Every line below that mentions the word "legend" should be copied out.

* **Data for this task**
(begin)
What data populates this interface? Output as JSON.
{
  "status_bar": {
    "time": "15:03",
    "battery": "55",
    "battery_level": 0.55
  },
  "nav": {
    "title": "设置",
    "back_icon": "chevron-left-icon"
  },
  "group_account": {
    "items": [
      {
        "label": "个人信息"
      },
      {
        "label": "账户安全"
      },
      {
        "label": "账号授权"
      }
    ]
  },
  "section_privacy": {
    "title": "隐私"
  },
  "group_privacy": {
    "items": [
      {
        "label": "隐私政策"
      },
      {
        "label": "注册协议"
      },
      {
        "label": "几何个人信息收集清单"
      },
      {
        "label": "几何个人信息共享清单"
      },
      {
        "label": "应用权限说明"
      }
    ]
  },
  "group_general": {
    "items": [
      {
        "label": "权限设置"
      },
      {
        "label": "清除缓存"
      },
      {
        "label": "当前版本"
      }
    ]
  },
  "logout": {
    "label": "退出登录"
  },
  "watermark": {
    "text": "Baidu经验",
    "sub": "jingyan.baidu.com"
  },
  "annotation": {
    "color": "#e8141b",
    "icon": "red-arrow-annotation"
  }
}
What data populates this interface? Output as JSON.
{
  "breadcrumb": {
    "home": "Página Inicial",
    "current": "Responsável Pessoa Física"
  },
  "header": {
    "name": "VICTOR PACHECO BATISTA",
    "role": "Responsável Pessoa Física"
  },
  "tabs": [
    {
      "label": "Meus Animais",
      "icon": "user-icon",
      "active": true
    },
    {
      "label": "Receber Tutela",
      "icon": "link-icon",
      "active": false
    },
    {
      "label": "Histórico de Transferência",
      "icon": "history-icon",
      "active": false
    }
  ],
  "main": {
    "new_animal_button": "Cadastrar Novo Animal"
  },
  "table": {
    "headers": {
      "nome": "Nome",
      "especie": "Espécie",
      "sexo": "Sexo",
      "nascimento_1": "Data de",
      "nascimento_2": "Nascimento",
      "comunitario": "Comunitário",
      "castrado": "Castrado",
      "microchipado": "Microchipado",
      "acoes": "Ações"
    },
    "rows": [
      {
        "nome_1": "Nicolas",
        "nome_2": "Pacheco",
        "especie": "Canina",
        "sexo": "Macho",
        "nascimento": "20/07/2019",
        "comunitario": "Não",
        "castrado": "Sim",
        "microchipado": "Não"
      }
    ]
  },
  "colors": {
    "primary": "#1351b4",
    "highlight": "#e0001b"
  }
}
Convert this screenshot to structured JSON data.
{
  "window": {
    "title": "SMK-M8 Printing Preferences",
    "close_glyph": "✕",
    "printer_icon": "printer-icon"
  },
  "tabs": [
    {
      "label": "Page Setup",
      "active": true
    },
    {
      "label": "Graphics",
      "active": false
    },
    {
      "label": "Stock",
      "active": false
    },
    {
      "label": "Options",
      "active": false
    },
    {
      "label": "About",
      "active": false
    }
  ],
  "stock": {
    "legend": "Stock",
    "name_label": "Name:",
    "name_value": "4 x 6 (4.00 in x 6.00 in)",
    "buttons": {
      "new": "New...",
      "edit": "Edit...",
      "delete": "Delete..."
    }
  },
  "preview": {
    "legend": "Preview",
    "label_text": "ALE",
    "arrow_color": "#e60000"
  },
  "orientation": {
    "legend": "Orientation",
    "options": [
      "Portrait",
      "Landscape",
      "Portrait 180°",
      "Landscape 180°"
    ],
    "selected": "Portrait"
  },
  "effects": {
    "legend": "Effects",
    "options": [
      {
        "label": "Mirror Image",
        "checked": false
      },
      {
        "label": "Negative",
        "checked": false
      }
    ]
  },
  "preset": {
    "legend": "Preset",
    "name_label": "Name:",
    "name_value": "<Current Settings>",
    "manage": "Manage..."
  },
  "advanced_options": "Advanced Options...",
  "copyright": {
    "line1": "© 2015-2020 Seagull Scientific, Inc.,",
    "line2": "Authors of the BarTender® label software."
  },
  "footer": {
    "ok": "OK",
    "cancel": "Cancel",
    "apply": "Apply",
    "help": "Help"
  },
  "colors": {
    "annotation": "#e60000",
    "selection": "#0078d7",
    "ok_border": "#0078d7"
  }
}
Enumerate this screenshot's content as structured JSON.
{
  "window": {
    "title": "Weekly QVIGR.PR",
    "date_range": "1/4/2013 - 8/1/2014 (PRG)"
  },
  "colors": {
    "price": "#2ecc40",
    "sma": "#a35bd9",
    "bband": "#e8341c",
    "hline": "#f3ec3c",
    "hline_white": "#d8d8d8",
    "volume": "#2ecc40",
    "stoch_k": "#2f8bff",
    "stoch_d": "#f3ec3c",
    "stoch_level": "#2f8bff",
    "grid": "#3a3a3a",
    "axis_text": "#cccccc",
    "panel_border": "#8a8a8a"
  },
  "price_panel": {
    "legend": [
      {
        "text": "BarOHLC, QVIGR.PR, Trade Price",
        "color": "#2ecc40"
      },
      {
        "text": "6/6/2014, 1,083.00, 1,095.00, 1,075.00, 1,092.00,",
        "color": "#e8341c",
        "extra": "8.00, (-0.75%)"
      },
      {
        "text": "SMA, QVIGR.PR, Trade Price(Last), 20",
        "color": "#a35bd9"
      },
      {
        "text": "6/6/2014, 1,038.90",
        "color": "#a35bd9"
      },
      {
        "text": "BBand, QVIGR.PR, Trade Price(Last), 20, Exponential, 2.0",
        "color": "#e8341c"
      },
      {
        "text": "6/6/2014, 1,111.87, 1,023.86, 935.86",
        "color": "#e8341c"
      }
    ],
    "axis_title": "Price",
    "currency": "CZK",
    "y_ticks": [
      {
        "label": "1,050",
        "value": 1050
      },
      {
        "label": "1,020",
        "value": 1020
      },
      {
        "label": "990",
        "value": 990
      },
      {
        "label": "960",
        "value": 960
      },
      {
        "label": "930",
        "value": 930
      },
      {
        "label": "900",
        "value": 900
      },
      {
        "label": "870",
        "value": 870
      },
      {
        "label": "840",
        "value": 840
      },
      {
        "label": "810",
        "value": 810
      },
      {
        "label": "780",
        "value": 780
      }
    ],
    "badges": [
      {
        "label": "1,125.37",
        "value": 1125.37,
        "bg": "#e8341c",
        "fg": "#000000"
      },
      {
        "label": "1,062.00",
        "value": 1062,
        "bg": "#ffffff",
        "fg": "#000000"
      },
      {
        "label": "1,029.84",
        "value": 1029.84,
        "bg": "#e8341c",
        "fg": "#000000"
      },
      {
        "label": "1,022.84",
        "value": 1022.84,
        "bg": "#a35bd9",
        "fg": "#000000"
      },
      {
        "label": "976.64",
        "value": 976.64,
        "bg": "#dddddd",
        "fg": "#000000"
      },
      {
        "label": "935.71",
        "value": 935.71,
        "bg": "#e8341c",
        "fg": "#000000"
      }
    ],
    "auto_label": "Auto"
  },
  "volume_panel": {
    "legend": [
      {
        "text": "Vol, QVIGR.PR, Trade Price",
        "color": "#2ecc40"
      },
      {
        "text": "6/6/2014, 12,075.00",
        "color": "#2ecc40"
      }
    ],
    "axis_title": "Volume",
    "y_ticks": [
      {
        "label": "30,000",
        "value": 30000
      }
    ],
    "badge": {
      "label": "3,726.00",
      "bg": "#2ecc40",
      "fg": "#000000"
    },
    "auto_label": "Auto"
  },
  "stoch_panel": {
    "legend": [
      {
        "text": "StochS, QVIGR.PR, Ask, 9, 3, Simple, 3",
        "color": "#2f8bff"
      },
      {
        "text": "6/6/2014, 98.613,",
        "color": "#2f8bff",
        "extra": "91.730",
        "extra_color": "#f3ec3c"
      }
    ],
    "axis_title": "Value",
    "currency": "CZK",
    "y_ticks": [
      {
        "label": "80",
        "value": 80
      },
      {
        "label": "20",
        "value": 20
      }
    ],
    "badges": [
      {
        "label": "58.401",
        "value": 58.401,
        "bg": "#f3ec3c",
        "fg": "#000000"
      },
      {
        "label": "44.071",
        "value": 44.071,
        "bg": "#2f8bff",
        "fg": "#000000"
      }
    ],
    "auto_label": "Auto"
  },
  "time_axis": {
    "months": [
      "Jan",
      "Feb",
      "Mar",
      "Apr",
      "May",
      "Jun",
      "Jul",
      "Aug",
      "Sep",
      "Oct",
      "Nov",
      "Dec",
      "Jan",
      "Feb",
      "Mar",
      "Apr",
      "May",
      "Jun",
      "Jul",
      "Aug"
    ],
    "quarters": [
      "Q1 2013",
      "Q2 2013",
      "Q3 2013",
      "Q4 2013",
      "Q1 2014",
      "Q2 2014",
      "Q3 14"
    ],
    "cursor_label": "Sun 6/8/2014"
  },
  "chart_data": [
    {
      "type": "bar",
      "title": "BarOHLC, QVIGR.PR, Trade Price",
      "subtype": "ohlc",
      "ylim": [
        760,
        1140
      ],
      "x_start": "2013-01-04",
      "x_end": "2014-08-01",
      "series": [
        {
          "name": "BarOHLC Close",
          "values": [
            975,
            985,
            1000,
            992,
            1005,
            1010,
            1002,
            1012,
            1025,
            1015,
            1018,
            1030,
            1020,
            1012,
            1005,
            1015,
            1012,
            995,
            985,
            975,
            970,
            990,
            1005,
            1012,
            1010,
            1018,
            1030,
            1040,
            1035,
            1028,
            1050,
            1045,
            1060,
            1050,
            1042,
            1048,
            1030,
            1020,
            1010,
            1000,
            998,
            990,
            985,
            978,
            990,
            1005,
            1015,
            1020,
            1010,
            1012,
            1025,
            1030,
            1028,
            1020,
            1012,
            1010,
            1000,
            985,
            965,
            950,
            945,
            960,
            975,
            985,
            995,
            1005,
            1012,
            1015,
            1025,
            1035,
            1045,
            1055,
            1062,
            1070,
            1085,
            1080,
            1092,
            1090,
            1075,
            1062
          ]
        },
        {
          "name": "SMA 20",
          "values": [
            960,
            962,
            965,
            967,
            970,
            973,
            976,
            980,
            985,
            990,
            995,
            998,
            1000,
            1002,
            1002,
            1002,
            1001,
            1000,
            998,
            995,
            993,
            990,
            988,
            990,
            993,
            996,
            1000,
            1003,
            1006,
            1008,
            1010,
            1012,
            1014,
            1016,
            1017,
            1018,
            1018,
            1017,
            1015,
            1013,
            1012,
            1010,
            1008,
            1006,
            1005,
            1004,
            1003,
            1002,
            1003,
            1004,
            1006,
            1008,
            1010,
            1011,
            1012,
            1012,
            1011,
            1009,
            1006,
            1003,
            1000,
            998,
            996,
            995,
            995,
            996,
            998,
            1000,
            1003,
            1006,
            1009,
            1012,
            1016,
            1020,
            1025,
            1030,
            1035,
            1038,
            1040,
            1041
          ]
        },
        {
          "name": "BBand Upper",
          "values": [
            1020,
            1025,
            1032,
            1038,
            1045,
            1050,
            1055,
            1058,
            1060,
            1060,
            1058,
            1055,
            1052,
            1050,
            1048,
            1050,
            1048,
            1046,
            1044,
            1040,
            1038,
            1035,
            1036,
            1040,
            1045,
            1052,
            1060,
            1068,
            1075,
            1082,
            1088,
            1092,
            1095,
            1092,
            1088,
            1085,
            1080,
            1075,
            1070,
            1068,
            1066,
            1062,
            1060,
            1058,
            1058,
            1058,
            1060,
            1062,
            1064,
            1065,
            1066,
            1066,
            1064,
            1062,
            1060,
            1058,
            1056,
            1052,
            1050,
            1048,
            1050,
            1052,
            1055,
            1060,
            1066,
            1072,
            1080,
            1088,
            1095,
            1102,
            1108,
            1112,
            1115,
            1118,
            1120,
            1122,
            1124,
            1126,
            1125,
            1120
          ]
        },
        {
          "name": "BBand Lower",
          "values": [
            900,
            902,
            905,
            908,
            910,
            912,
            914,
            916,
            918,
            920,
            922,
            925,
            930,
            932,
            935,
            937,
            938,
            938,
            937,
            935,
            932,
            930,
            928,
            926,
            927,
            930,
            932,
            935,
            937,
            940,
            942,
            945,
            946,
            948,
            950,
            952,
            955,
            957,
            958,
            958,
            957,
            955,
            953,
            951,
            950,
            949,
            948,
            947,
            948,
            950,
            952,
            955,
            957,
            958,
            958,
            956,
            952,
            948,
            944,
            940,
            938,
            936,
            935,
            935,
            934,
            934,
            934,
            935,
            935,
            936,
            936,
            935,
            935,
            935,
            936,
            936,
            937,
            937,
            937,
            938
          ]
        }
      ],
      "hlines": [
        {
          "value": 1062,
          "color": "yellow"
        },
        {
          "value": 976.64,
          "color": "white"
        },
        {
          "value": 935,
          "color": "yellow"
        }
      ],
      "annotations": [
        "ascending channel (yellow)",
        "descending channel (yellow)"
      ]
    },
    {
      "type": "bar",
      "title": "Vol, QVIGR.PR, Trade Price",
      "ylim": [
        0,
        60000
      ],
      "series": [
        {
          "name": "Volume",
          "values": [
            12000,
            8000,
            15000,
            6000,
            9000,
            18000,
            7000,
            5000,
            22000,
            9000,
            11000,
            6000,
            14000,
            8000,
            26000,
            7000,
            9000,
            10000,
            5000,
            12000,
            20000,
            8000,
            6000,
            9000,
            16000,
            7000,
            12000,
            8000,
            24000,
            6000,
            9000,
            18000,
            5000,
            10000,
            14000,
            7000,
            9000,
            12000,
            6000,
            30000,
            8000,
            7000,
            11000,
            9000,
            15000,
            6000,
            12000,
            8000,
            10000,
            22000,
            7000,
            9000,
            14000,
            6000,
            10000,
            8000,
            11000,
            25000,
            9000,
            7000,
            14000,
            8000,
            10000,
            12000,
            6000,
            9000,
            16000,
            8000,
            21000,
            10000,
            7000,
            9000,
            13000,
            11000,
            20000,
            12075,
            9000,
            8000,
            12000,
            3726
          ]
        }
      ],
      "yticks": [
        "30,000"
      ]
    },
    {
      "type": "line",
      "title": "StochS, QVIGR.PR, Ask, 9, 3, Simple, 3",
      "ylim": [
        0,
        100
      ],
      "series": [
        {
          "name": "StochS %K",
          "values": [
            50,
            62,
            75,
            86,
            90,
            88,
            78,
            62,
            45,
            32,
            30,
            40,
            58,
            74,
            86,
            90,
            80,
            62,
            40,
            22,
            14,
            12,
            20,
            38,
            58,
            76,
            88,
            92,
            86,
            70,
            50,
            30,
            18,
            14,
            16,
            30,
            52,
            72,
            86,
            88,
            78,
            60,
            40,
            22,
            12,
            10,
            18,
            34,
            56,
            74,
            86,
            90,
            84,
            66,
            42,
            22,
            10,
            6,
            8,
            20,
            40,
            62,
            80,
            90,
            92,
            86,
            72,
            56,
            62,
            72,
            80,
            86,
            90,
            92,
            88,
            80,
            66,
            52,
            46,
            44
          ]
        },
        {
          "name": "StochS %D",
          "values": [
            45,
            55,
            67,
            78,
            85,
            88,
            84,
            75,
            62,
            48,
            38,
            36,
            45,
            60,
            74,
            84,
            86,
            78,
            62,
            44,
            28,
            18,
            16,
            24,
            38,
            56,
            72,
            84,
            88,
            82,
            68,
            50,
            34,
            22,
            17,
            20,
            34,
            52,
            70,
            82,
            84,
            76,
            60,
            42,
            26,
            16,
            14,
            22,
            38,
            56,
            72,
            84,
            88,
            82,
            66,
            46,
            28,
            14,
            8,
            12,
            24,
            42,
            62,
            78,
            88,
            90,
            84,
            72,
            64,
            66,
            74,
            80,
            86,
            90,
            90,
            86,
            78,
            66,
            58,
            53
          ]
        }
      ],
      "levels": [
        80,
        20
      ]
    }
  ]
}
(end)
* **Correct response**
    "legend": "Stock",
    "legend": "Preview",
    "legend": "Orientation",
    "legend": "Effects",
    "legend": "Preset",
    "legend": [
    "legend": [
    "legend": [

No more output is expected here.